**Exercise objective**
Please set down each entry exactly, omitting any picture it holds.

START Given information

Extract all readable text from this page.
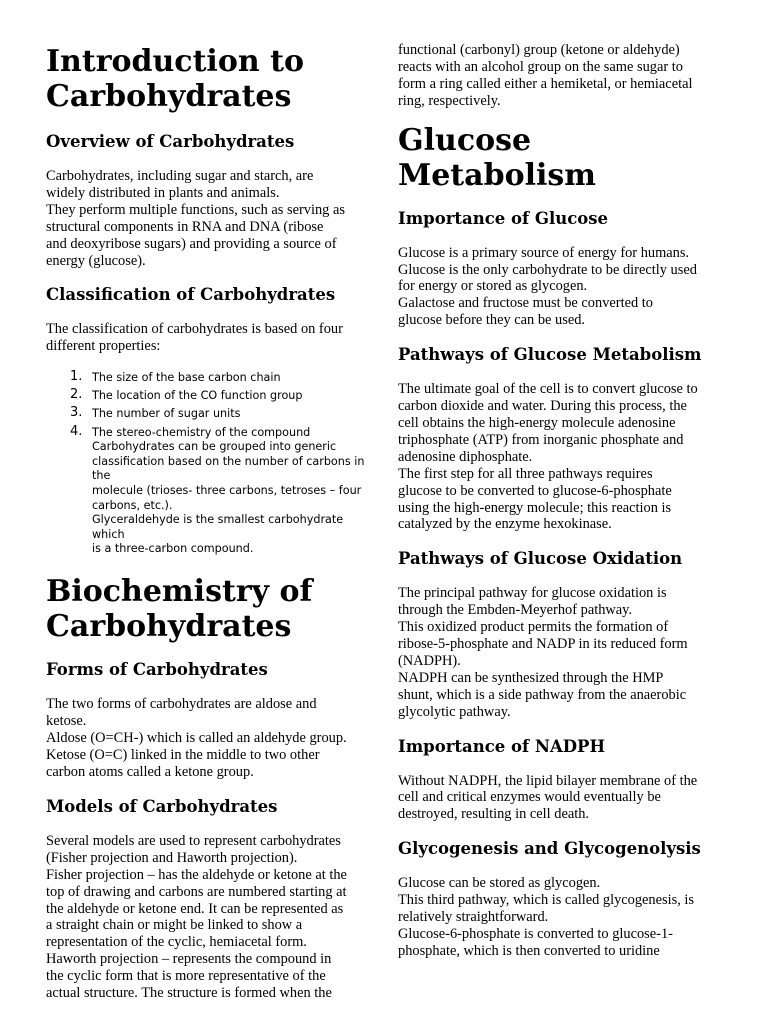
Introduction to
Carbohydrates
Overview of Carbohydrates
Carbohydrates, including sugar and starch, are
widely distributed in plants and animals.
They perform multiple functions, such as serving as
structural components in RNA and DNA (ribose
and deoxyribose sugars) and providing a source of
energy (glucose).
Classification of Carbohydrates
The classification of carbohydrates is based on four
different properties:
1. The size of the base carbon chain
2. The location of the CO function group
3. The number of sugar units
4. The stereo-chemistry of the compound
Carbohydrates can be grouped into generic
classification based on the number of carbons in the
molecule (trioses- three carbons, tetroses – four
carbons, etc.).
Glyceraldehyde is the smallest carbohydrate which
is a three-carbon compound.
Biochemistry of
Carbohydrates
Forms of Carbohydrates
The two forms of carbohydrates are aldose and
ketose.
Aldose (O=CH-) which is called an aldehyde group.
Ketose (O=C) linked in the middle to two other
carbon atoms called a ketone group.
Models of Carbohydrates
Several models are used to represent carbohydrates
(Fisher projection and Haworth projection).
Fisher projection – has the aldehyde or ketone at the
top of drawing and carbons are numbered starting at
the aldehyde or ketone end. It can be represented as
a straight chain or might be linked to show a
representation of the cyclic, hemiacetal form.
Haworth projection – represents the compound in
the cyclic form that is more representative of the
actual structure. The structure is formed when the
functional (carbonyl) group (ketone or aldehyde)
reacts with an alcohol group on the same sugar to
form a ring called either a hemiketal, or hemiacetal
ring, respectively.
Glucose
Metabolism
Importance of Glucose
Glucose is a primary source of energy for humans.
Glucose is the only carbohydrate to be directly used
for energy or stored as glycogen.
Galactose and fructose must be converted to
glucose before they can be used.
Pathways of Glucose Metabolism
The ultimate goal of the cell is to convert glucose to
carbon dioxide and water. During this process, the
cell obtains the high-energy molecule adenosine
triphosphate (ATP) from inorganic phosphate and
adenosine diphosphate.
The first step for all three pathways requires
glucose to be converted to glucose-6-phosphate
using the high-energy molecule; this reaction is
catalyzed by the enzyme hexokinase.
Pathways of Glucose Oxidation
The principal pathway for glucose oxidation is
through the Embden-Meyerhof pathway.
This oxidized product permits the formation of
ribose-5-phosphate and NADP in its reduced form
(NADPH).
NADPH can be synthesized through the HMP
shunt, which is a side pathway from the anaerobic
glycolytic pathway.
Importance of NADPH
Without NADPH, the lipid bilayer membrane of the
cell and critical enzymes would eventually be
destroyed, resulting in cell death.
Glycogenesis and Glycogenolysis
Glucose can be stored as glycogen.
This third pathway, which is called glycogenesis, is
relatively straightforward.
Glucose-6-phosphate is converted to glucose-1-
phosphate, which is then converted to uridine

END Given information

**Response box**
Extract all readable text from this page.
Introduction to
Carbohydrates
Overview of Carbohydrates
Carbohydrates, including sugar and starch, are
widely distributed in plants and animals.
They perform multiple functions, such as serving as
structural components in RNA and DNA (ribose
and deoxyribose sugars) and providing a source of
energy (glucose).
Classification of Carbohydrates
The classification of carbohydrates is based on four
different properties:
1. The size of the base carbon chain
2. The location of the CO function group
3. The number of sugar units
4. The stereo-chemistry of the compound
Carbohydrates can be grouped into generic
classification based on the number of carbons in the
molecule (trioses- three carbons, tetroses – four
carbons, etc.).
Glyceraldehyde is the smallest carbohydrate which
is a three-carbon compound.
Biochemistry of
Carbohydrates
Forms of Carbohydrates
The two forms of carbohydrates are aldose and
ketose.
Aldose (O=CH-) which is called an aldehyde group.
Ketose (O=C) linked in the middle to two other
carbon atoms called a ketone group.
Models of Carbohydrates
Several models are used to represent carbohydrates
(Fisher projection and Haworth projection).
Fisher projection – has the aldehyde or ketone at the
top of drawing and carbons are numbered starting at
the aldehyde or ketone end. It can be represented as
a straight chain or might be linked to show a
representation of the cyclic, hemiacetal form.
Haworth projection – represents the compound in
the cyclic form that is more representative of the
actual structure. The structure is formed when the
functional (carbonyl) group (ketone or aldehyde)
reacts with an alcohol group on the same sugar to
form a ring called either a hemiketal, or hemiacetal
ring, respectively.
Glucose
Metabolism
Importance of Glucose
Glucose is a primary source of energy for humans.
Glucose is the only carbohydrate to be directly used
for energy or stored as glycogen.
Galactose and fructose must be converted to
glucose before they can be used.
Pathways of Glucose Metabolism
The ultimate goal of the cell is to convert glucose to
carbon dioxide and water. During this process, the
cell obtains the high-energy molecule adenosine
triphosphate (ATP) from inorganic phosphate and
adenosine diphosphate.
The first step for all three pathways requires
glucose to be converted to glucose-6-phosphate
using the high-energy molecule; this reaction is
catalyzed by the enzyme hexokinase.
Pathways of Glucose Oxidation
The principal pathway for glucose oxidation is
through the Embden-Meyerhof pathway.
This oxidized product permits the formation of
ribose-5-phosphate and NADP in its reduced form
(NADPH).
NADPH can be synthesized through the HMP
shunt, which is a side pathway from the anaerobic
glycolytic pathway.
Importance of NADPH
Without NADPH, the lipid bilayer membrane of the
cell and critical enzymes would eventually be
destroyed, resulting in cell death.
Glycogenesis and Glycogenolysis
Glucose can be stored as glycogen.
This third pathway, which is called glycogenesis, is
relatively straightforward.
Glucose-6-phosphate is converted to glucose-1-
phosphate, which is then converted to uridine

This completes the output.